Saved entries
--- start ---
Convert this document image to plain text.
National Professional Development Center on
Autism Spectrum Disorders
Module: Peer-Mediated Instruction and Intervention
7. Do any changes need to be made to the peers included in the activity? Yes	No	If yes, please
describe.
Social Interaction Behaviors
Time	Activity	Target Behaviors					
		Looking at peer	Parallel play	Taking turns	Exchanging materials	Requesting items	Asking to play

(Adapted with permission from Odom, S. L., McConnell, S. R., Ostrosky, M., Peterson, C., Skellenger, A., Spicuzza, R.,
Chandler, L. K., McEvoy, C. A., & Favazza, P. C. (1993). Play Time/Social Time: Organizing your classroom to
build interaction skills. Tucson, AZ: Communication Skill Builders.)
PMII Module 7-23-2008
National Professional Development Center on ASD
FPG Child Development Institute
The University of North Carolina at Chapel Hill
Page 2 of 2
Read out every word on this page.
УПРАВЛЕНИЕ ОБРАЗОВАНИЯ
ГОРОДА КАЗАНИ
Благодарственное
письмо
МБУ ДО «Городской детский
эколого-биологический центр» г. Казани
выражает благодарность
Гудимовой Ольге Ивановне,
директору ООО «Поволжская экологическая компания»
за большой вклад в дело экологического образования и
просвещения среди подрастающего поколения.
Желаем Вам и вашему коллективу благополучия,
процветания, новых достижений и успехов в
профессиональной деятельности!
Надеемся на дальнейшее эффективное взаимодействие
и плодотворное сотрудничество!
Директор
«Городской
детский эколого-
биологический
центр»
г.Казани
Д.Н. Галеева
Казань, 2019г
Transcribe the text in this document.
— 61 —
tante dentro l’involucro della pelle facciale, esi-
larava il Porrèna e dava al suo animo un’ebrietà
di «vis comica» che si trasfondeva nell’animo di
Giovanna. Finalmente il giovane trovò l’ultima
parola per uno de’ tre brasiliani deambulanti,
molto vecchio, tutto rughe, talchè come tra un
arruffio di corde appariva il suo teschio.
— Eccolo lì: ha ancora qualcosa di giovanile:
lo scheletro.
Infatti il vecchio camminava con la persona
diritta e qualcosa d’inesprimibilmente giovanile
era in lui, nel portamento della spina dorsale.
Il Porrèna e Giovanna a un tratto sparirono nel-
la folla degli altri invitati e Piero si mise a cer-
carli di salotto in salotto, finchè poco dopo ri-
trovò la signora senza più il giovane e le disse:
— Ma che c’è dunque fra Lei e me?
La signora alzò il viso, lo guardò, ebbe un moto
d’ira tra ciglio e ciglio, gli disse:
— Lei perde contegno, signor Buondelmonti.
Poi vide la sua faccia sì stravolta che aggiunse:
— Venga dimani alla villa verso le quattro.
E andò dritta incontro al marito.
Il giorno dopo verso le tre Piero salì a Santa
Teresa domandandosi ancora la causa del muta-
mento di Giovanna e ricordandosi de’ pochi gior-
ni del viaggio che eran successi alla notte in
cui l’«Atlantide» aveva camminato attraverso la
--- end ---
Exercise details ->
Find the lines above that include the string "dopo" and copy them.

Result ->
carli di salotto in salotto, finchè poco dopo ri-
Il giorno dopo verso le tre Piero salì a Santa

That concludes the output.